> What to produce
Locate the word "text" in the material, then show every line that holds it.

****************

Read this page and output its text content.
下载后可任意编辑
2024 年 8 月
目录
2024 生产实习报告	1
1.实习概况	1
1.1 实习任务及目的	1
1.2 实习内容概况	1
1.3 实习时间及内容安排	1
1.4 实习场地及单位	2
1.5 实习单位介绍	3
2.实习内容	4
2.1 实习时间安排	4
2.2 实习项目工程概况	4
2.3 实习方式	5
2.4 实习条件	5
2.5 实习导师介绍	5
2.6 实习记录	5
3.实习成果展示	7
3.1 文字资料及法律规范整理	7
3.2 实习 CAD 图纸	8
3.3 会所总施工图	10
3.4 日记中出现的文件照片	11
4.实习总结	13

****************

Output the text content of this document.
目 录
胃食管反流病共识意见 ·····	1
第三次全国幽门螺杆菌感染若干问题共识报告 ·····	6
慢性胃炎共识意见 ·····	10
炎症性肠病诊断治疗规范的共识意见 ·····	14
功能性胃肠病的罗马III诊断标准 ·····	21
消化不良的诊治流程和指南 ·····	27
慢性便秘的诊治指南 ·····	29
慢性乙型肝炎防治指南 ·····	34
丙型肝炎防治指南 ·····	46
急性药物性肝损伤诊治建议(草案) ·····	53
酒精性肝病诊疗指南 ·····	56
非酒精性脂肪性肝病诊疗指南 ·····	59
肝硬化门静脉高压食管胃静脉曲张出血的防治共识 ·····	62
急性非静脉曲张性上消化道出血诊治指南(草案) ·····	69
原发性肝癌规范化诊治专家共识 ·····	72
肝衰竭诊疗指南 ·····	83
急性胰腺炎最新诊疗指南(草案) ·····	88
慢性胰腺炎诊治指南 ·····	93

****************

> Result of this task
Read this page and output its text content.
Output the text content of this document.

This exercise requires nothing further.